Input for this task
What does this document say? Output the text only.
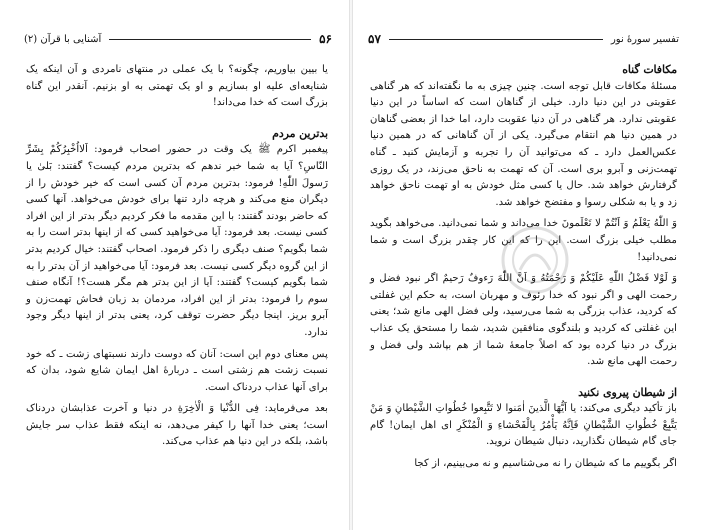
۵۶
آشنایی با قرآن (۲)

یا بیین بیاوریم، چگونه؟ با یک عملی در منتهای نامردی و آن اینکه یک شنایعه‌ای علیه او بسازیم و او یک تهمتی به او بزنیم. آنقدر این گناه بزرگ است که خدا می‌داند!

بدترین مردم

پیغمبر اکرم ﷺ یک وقت در حضور اصحاب فرمود: اَلااُخْبِرُكُمْ بِشَرِّ النّاسِ؟ آیا به شما خبر ندهم که بدترین مردم کیست؟ گفتند: بَلیٰ یا رَسولَ اللّٰهِ! فرمود: بدترین مردم آن کسی است که خیر خودش را از دیگران منع می‌کند و هرچه دارد تنها برای خودش می‌خواهد. آنها کسی که حاضر بودند گفتند: با این مقدمه ما فکر کردیم دیگر بدتر از این افراد کسی نیست. بعد فرمود: آیا می‌خواهید کسی که از اینها بدتر است را به شما بگویم؟ صنف دیگری را ذکر فرمود. اصحاب گفتند: خیال کردیم بدتر از این گروه دیگر کسی نیست. بعد فرمود: آیا می‌خواهید از آن بدتر را به شما بگویم کیست؟ گفتند: آیا از این بدتر هم مگر هست؟! آنگاه صنف سوم را فرمود: بدتر از این افراد، مردمان بد زبان فحاش تهمت‌زن و آبرو بریز. اینجا دیگر حضرت توقف کرد، یعنی بدتر از اینها دیگر وجود ندارد.

پس معنای دوم این است: آنان که دوست دارند نسبتهای زشت ـ که خود نسبت زشت هم زشتی است ـ دربارهٔ اهل ایمان شایع شود، بدان که برای آنها عذاب دردناک است.

بعد می‌فرماید: فِی الدُّنْیا وَ الْاٰخِرَةِ در دنیا و آخرت عذابشان دردناک است؛ یعنی خدا آنها را کیفر می‌دهد، نه اینکه فقط عذاب سر جایش باشد، بلکه در این دنیا هم عذاب می‌کند.

تفسیر سورهٔ نور
۵۷

مکافات گناه

مسئلهٔ مکافات قابل توجه است. چنین چیزی به ما نگفته‌اند که هر گناهی عقوبتی در این دنیا دارد. خیلی از گناهان است که اساساً در این دنیا عقوبتی ندارد. هر گناهی در آن دنیا عقوبت دارد، اما خدا از بعضی گناهان در همین دنیا هم انتقام می‌گیرد. یکی از آن گناهانی که در همین دنیا عکس‌العمل دارد ـ که می‌توانید آن را تجربه و آزمایش کنید ـ گناه تهمت‌زنی و آبرو بری است. آن که تهمت به ناحق می‌زند، در یک روزی گرفتارش خواهد شد. حال یا کسی مثل خودش به او تهمت ناحق خواهد زد و یا به شکلی رسوا و مفتضح خواهد شد.

وَ اللّٰهُ یَعْلَمُ وَ اَنْتُمْ لا تَعْلَمونَ خدا می‌داند و شما نمی‌دانید. می‌خواهد بگوید مطلب خیلی بزرگ است. این را که این کار چقدر بزرگ است و شما نمی‌دانید!

وَ لَوْلا فَضْلُ اللّٰهِ عَلَیْكُمْ وَ رَحْمَتُهُ وَ اَنَّ اللّٰهَ رَءوفٌ رَحیمٌ اگر نبود فضل و رحمت الهی و اگر نبود که خدا رئوف و مهربان است، به حکم این غفلتی که کردید، عذاب بزرگی به شما می‌رسید، ولی فضل الهی مانع شد؛ یعنی این غفلتی که کردید و بلندگوی منافقین شدید، شما را مستحق یک عذاب بزرگ در دنیا کرده بود که اصلاً جامعهٔ شما از هم بپاشد ولی فضل و رحمت الهی مانع شد.

از شیطان پیروی نکنید

باز تأکید دیگری می‌کند: یا اَیُّهَا الَّذینَ اٰمَنوا لا تَتَّبِعوا خُطُواتِ الشَّیْطانِ وَ مَنْ یَتَّبِعْ خُطُواتِ الشَّیْطانِ فَاِنَّهُ یَأْمُرُ بِالْفَحْشاءِ وَ الْمُنْكَرِ ای اهل ایمان! گام جای گام شیطان نگذارید، دنبال شیطان نروید.

اگر بگوییم ما که شیطان را نه می‌شناسیم و نه می‌بینیم، از کجا
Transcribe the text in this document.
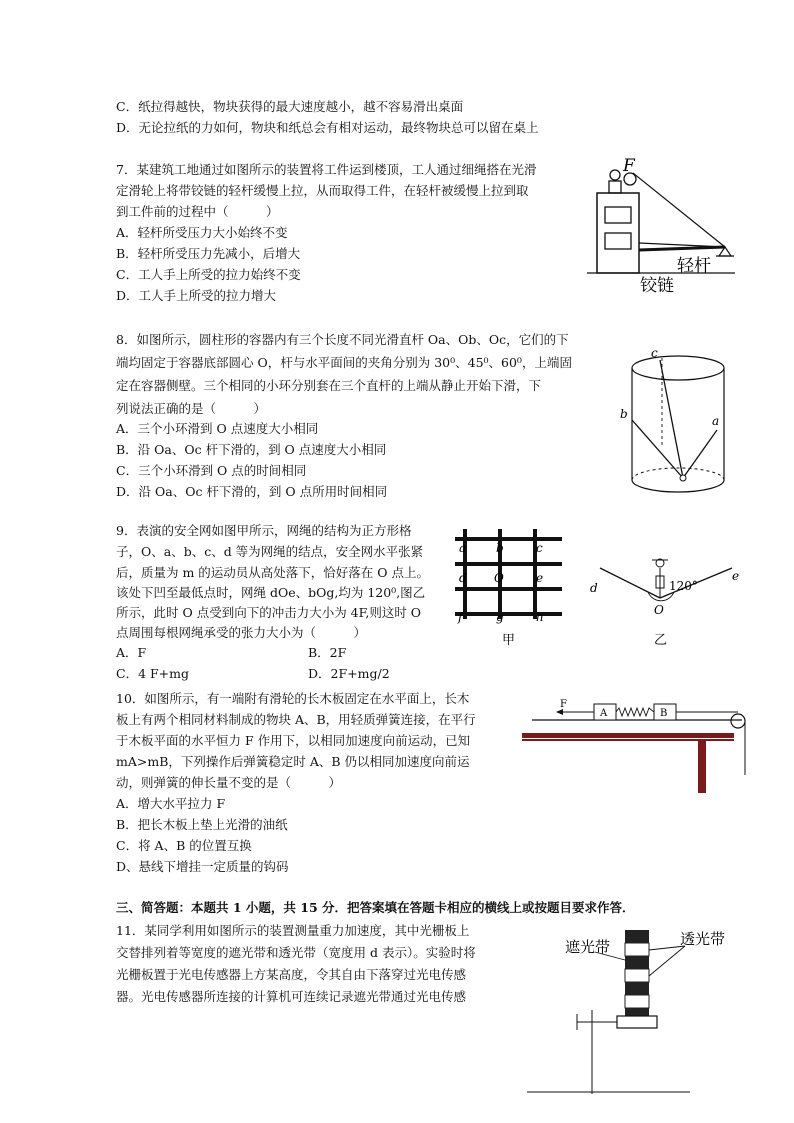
C．纸拉得越快，物块获得的最大速度越小，越不容易滑出桌面
D．无论拉纸的力如何，物块和纸总会有相对运动，最终物块总可以留在桌上
7．某建筑工地通过如图所示的装置将工件运到楼顶，工人通过细绳搭在光滑
定滑轮上将带铰链的轻杆缓慢上拉，从而取得工件，在轻杆被缓慢上拉到取
到工件前的过程中（　　　）
A．轻杆所受压力大小始终不变
B．轻杆所受压力先减小，后增大
C．工人手上所受的拉力始终不变
D．工人手上所受的拉力增大
F
轻杆
铰链
8．如图所示，圆柱形的容器内有三个长度不同光滑直杆 Oa、Ob、Oc，它们的下
端均固定于容器底部圆心 O，杆与水平面间的夹角分别为 30⁰、45⁰、60⁰，上端固
定在容器侧壁。三个相同的小环分别套在三个直杆的上端从静止开始下滑，下
列说法正确的是（　　　）
A．三个小环滑到 O 点速度大小相同
B．沿 Oa、Oc 杆下滑的，到 O 点速度大小相同
C．三个小环滑到 O 点的时间相同
D．沿 Oa、Oc 杆下滑的，到 O 点所用时间相同
c
b	a
9．表演的安全网如图甲所示，网绳的结构为正方形格
子，O、a、b、c、d 等为网绳的结点，安全网水平张紧
后，质量为 m 的运动员从高处落下，恰好落在 O 点上。
该处下凹至最低点时，网绳 dOe、bOg,均为 120⁰,图乙
所示，此时 O 点受到向下的冲击力大小为 4F,则这时 O
点周围每根网绳承受的张力大小为（　　　）
A．F	B．2F
C．4 F+mg	D．2F+mg/2
a b	c
d O	e
f	g	h
甲
d
e
O
120°
乙
10．如图所示，有一端附有滑轮的长木板固定在水平面上，长木
板上有两个相同材料制成的物块 A、B，用轻质弹簧连接，在平行
于木板平面的水平恒力 F 作用下，以相同加速度向前运动，已知
mA>mB，下列操作后弹簧稳定时 A、B 仍以相同加速度向前运
动，则弹簧的伸长量不变的是（　　　）
A．增大水平拉力 F
B．把长木板上垫上光滑的油纸
C．将 A、B 的位置互换
D、悬线下增挂一定质量的钩码
F
A	B
三、简答题：本题共 1 小题，共 15 分．把答案填在答题卡相应的横线上或按题目要求作答．
11．某同学利用如图所示的装置测量重力加速度，其中光栅板上
交替排列着等宽度的遮光带和透光带（宽度用 d 表示）。实验时将
光栅板置于光电传感器上方某高度，令其自由下落穿过光电传感
器。光电传感器所连接的计算机可连续记录遮光带通过光电传感
遮光带	透光带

What you are asked to do
All of the data above should be transcribed verbatim, with pictures omitted.

Solution below
What does this document say? Output the text only.
۵۶
آشنایی با قرآن (۲)

یا بیین بیاوریم، چگونه؟ با یک عملی در منتهای نامردی و آن اینکه یک شنایعه‌ای علیه او بسازیم و او یک تهمتی به او بزنیم. آنقدر این گناه بزرگ است که خدا می‌داند!

بدترین مردم

پیغمبر اکرم ﷺ یک وقت در حضور اصحاب فرمود: اَلااُخْبِرُكُمْ بِشَرِّ النّاسِ؟ آیا به شما خبر ندهم که بدترین مردم کیست؟ گفتند: بَلیٰ یا رَسولَ اللّٰهِ! فرمود: بدترین مردم آن کسی است که خیر خودش را از دیگران منع می‌کند و هرچه دارد تنها برای خودش می‌خواهد. آنها کسی که حاضر بودند گفتند: با این مقدمه ما فکر کردیم دیگر بدتر از این افراد کسی نیست. بعد فرمود: آیا می‌خواهید کسی که از اینها بدتر است را به شما بگویم؟ صنف دیگری را ذکر فرمود. اصحاب گفتند: خیال کردیم بدتر از این گروه دیگر کسی نیست. بعد فرمود: آیا می‌خواهید از آن بدتر را به شما بگویم کیست؟ گفتند: آیا از این بدتر هم مگر هست؟! آنگاه صنف سوم را فرمود: بدتر از این افراد، مردمان بد زبان فحاش تهمت‌زن و آبرو بریز. اینجا دیگر حضرت توقف کرد، یعنی بدتر از اینها دیگر وجود ندارد.

پس معنای دوم این است: آنان که دوست دارند نسبتهای زشت ـ که خود نسبت زشت هم زشتی است ـ دربارهٔ اهل ایمان شایع شود، بدان که برای آنها عذاب دردناک است.

بعد می‌فرماید: فِی الدُّنْیا وَ الْاٰخِرَةِ در دنیا و آخرت عذابشان دردناک است؛ یعنی خدا آنها را کیفر می‌دهد، نه اینکه فقط عذاب سر جایش باشد، بلکه در این دنیا هم عذاب می‌کند.

تفسیر سورهٔ نور
۵۷

مکافات گناه

مسئلهٔ مکافات قابل توجه است. چنین چیزی به ما نگفته‌اند که هر گناهی عقوبتی در این دنیا دارد. خیلی از گناهان است که اساساً در این دنیا عقوبتی ندارد. هر گناهی در آن دنیا عقوبت دارد، اما خدا از بعضی گناهان در همین دنیا هم انتقام می‌گیرد. یکی از آن گناهانی که در همین دنیا عکس‌العمل دارد ـ که می‌توانید آن را تجربه و آزمایش کنید ـ گناه تهمت‌زنی و آبرو بری است. آن که تهمت به ناحق می‌زند، در یک روزی گرفتارش خواهد شد. حال یا کسی مثل خودش به او تهمت ناحق خواهد زد و یا به شکلی رسوا و مفتضح خواهد شد.

وَ اللّٰهُ یَعْلَمُ وَ اَنْتُمْ لا تَعْلَمونَ خدا می‌داند و شما نمی‌دانید. می‌خواهد بگوید مطلب خیلی بزرگ است. این را که این کار چقدر بزرگ است و شما نمی‌دانید!

وَ لَوْلا فَضْلُ اللّٰهِ عَلَیْكُمْ وَ رَحْمَتُهُ وَ اَنَّ اللّٰهَ رَءوفٌ رَحیمٌ اگر نبود فضل و رحمت الهی و اگر نبود که خدا رئوف و مهربان است، به حکم این غفلتی که کردید، عذاب بزرگی به شما می‌رسید، ولی فضل الهی مانع شد؛ یعنی این غفلتی که کردید و بلندگوی منافقین شدید، شما را مستحق یک عذاب بزرگ در دنیا کرده بود که اصلاً جامعهٔ شما از هم بپاشد ولی فضل و رحمت الهی مانع شد.

از شیطان پیروی نکنید

باز تأکید دیگری می‌کند: یا اَیُّهَا الَّذینَ اٰمَنوا لا تَتَّبِعوا خُطُواتِ الشَّیْطانِ وَ مَنْ یَتَّبِعْ خُطُواتِ الشَّیْطانِ فَاِنَّهُ یَأْمُرُ بِالْفَحْشاءِ وَ الْمُنْكَرِ ای اهل ایمان! گام جای گام شیطان نگذارید، دنبال شیطان نروید.

اگر بگوییم ما که شیطان را نه می‌شناسیم و نه می‌بینیم، از کجا
Transcribe the text in this document.
C．纸拉得越快，物块获得的最大速度越小，越不容易滑出桌面
D．无论拉纸的力如何，物块和纸总会有相对运动，最终物块总可以留在桌上
7．某建筑工地通过如图所示的装置将工件运到楼顶，工人通过细绳搭在光滑
定滑轮上将带铰链的轻杆缓慢上拉，从而取得工件，在轻杆被缓慢上拉到取
到工件前的过程中（　　　）
A．轻杆所受压力大小始终不变
B．轻杆所受压力先减小，后增大
C．工人手上所受的拉力始终不变
D．工人手上所受的拉力增大
F
轻杆
铰链
8．如图所示，圆柱形的容器内有三个长度不同光滑直杆 Oa、Ob、Oc，它们的下
端均固定于容器底部圆心 O，杆与水平面间的夹角分别为 30⁰、45⁰、60⁰，上端固
定在容器侧壁。三个相同的小环分别套在三个直杆的上端从静止开始下滑，下
列说法正确的是（　　　）
A．三个小环滑到 O 点速度大小相同
B．沿 Oa、Oc 杆下滑的，到 O 点速度大小相同
C．三个小环滑到 O 点的时间相同
D．沿 Oa、Oc 杆下滑的，到 O 点所用时间相同
c
b	a
9．表演的安全网如图甲所示，网绳的结构为正方形格
子，O、a、b、c、d 等为网绳的结点，安全网水平张紧
后，质量为 m 的运动员从高处落下，恰好落在 O 点上。
该处下凹至最低点时，网绳 dOe、bOg,均为 120⁰,图乙
所示，此时 O 点受到向下的冲击力大小为 4F,则这时 O
点周围每根网绳承受的张力大小为（　　　）
A．F	B．2F
C．4 F+mg	D．2F+mg/2
a b	c
d O	e
f	g	h
甲
d
e
O
120°
乙
10．如图所示，有一端附有滑轮的长木板固定在水平面上，长木
板上有两个相同材料制成的物块 A、B，用轻质弹簧连接，在平行
于木板平面的水平恒力 F 作用下，以相同加速度向前运动，已知
mA>mB，下列操作后弹簧稳定时 A、B 仍以相同加速度向前运
动，则弹簧的伸长量不变的是（　　　）
A．增大水平拉力 F
B．把长木板上垫上光滑的油纸
C．将 A、B 的位置互换
D、悬线下增挂一定质量的钩码
F
A	B
三、简答题：本题共 1 小题，共 15 分．把答案填在答题卡相应的横线上或按题目要求作答．
11．某同学利用如图所示的装置测量重力加速度，其中光栅板上
交替排列着等宽度的遮光带和透光带（宽度用 d 表示）。实验时将
光栅板置于光电传感器上方某高度，令其自由下落穿过光电传感
器。光电传感器所连接的计算机可连续记录遮光带通过光电传感
遮光带	透光带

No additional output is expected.